EXERCISE PROMPT —
Please return every line in the following data that includes the string "Using".

RECORDS SHOWN —
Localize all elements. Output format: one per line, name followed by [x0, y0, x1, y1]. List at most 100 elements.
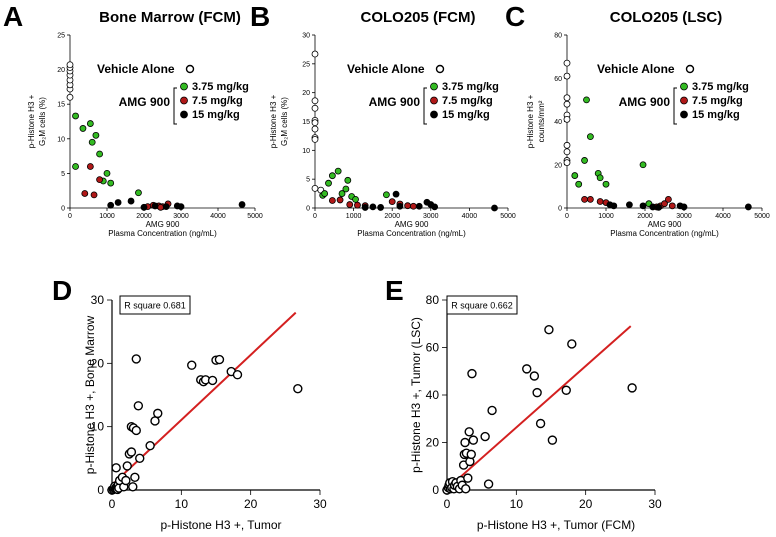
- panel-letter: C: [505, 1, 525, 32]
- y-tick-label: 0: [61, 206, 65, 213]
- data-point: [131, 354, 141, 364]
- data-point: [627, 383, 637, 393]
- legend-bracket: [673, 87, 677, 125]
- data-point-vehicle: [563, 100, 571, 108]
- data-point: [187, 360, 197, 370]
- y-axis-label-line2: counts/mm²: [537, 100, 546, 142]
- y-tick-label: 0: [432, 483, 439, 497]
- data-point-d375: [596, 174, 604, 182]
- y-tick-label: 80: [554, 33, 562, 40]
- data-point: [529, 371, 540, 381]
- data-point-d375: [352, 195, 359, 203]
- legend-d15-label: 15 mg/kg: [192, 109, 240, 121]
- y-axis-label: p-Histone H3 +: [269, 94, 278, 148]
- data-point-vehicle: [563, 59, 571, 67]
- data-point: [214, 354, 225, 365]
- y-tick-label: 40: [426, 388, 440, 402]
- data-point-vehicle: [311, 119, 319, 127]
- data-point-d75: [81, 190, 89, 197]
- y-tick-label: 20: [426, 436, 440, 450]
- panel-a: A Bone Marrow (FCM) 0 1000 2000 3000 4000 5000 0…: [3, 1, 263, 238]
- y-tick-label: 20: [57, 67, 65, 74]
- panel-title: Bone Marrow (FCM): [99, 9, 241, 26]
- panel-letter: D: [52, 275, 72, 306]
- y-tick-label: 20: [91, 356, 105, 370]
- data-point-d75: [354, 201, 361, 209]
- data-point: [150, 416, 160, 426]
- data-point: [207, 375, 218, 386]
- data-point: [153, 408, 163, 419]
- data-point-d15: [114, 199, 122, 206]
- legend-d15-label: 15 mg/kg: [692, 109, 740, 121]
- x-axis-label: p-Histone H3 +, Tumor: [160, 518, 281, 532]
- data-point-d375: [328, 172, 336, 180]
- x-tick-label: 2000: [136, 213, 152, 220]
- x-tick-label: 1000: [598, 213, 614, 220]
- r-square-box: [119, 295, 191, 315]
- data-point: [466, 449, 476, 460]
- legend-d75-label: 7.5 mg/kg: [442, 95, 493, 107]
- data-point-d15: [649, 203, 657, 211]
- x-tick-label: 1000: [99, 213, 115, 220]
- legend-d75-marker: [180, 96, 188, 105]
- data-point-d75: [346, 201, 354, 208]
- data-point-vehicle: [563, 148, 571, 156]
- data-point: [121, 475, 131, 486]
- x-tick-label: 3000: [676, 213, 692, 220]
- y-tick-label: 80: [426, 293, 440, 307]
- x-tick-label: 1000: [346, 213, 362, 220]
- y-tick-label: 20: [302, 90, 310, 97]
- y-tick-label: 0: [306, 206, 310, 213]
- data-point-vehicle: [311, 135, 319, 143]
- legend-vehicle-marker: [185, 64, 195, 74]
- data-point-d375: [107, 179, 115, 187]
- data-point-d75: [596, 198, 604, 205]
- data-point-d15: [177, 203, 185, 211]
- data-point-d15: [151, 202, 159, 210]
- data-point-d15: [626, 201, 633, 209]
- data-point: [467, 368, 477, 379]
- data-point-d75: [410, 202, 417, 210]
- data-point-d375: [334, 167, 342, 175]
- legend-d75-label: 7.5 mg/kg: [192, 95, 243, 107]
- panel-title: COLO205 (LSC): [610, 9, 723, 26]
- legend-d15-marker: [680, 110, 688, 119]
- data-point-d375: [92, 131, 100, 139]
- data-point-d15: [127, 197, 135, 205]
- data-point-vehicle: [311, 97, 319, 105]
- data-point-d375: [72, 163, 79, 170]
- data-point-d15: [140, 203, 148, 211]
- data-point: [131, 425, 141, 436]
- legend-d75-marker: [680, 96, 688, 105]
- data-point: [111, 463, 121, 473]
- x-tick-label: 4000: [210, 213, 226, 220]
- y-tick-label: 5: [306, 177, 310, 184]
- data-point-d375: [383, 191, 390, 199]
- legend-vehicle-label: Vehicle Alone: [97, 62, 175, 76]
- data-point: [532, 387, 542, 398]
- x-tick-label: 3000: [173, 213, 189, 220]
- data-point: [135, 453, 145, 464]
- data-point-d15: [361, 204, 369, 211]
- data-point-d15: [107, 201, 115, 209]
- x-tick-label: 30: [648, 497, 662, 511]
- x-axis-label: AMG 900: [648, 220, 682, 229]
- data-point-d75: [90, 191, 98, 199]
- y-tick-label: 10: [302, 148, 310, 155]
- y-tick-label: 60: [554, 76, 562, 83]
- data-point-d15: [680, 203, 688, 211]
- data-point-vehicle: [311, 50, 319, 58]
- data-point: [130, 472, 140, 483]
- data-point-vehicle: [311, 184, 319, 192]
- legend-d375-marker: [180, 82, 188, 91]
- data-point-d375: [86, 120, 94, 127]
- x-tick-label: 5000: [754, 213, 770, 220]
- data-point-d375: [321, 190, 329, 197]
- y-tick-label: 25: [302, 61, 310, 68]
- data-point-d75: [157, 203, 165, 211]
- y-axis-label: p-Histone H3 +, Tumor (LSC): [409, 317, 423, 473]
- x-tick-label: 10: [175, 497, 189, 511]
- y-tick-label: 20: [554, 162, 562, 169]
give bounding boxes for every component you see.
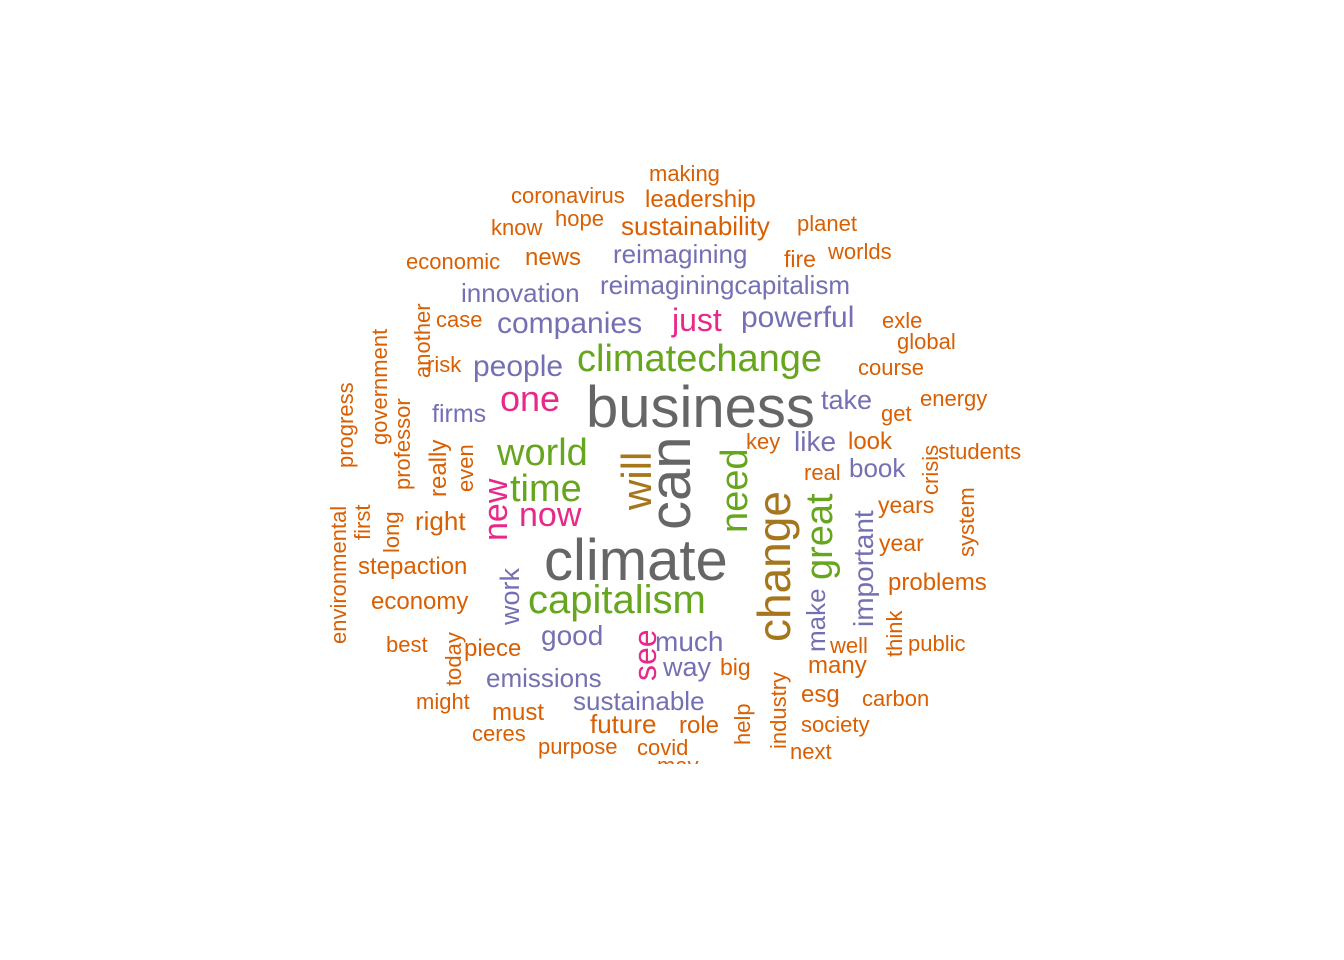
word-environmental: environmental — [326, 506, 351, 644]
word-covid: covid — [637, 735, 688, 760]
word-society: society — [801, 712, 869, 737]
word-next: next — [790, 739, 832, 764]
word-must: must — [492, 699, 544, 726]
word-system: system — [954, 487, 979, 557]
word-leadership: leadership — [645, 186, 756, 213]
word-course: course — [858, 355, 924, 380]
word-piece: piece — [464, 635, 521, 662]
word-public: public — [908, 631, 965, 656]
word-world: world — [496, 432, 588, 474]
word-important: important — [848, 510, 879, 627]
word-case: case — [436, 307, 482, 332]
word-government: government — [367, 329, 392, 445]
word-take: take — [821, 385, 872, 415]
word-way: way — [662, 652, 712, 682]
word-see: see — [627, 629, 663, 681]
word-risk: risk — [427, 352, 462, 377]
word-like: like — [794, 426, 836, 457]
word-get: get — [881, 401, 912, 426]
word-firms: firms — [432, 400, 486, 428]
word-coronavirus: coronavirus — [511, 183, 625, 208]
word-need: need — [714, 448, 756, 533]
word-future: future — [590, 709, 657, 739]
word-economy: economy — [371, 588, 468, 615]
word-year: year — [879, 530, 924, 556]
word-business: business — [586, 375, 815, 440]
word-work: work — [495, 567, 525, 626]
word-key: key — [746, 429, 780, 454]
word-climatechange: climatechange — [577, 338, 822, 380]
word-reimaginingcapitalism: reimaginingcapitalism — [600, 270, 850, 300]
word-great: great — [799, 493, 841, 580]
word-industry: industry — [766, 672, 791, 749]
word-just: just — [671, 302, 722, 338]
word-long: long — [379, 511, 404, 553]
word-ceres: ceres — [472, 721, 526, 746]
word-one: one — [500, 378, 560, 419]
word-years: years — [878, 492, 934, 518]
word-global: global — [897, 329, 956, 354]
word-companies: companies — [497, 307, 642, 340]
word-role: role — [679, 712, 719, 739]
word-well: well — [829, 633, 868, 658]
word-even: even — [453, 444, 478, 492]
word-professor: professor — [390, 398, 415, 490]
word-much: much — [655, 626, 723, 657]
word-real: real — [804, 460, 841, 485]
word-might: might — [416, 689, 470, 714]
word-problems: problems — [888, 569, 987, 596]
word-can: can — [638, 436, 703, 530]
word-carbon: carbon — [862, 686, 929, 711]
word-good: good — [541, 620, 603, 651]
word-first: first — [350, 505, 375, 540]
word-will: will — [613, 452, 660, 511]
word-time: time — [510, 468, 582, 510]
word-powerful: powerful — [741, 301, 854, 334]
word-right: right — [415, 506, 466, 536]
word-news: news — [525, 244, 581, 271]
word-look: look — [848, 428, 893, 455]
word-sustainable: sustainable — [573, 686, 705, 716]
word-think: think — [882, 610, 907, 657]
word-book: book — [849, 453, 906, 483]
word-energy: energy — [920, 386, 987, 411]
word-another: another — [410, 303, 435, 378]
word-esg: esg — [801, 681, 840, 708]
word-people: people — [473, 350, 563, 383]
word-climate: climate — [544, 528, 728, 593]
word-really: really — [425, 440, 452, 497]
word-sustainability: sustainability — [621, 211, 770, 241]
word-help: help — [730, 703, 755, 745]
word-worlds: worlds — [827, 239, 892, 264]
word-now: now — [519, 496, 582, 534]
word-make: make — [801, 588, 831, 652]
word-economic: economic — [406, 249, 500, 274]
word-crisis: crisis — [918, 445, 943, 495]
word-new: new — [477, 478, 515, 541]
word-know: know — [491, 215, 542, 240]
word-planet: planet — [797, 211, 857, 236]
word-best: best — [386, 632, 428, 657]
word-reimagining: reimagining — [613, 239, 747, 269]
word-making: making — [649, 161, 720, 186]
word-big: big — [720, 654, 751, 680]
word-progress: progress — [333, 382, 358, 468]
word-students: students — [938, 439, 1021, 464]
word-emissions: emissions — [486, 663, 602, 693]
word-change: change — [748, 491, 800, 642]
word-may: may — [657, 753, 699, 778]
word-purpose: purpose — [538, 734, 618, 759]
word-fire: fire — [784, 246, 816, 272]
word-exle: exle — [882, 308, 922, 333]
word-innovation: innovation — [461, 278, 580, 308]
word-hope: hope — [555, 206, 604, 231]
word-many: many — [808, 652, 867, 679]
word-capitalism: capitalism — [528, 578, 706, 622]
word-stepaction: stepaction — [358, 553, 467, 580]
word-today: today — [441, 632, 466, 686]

...

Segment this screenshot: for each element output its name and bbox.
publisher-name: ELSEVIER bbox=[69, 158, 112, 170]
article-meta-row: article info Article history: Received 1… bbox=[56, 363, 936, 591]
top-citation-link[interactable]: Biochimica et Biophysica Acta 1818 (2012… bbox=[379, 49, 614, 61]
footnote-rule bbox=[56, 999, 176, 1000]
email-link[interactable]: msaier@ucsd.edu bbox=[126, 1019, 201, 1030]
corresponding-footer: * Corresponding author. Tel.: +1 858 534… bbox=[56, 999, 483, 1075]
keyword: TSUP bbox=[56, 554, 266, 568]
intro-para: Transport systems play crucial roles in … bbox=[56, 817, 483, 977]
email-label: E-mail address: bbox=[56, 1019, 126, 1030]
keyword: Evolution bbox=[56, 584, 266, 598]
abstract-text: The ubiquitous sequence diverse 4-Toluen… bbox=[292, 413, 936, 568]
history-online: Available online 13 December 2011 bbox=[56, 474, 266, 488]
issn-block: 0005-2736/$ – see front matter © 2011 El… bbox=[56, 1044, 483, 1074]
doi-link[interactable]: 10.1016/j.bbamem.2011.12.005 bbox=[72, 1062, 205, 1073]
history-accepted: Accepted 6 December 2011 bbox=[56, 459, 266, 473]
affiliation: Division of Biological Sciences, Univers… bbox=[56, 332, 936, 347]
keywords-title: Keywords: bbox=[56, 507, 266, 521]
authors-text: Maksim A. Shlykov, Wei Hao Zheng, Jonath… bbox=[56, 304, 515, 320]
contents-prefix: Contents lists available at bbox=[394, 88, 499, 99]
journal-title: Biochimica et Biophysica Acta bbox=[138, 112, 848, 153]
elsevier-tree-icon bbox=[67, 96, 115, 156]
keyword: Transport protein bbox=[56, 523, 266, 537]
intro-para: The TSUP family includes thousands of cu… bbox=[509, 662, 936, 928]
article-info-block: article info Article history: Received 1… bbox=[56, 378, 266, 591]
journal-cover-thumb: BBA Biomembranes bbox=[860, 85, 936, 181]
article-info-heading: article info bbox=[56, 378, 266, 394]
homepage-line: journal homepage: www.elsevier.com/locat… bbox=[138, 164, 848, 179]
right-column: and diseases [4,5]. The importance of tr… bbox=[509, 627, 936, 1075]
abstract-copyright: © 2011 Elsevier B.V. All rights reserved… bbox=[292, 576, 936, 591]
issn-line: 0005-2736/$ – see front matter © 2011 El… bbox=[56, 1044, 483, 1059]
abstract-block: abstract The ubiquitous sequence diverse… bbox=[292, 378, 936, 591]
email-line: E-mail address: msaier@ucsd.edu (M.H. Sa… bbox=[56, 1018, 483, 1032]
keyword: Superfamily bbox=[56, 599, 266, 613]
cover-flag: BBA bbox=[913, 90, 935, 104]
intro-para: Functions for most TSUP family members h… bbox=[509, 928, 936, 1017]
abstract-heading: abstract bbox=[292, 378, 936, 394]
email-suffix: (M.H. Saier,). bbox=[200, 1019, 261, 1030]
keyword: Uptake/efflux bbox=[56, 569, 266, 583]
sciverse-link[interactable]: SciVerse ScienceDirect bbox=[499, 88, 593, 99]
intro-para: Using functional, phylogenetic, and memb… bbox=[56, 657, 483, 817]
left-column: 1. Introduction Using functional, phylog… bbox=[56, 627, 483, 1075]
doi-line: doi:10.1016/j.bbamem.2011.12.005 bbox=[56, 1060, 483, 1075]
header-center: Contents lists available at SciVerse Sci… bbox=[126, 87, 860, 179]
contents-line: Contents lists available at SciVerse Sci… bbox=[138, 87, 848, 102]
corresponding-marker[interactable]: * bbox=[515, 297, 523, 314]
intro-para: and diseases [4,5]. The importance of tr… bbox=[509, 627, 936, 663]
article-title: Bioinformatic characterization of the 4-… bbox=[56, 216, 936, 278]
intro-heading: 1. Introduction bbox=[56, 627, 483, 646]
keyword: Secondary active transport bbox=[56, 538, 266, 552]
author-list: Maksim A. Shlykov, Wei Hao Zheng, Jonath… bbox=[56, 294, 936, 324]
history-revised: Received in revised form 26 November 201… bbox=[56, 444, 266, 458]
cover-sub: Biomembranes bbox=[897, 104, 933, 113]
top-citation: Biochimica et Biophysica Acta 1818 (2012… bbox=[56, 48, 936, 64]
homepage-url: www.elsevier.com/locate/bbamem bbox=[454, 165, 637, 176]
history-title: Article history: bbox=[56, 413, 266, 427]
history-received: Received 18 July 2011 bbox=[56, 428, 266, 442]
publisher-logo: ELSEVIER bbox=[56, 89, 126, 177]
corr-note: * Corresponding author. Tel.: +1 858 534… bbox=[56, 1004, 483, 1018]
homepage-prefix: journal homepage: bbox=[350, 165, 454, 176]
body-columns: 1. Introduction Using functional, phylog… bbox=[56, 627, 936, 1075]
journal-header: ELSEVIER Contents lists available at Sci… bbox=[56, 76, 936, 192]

TASK OUTPUT —
intro-para: Using functional, phylogenetic, and memb… bbox=[56, 657, 483, 817]
left-column: 1. Introduction Using functional, phylog… bbox=[56, 627, 483, 1075]
body-columns: 1. Introduction Using functional, phylog… bbox=[56, 627, 936, 1075]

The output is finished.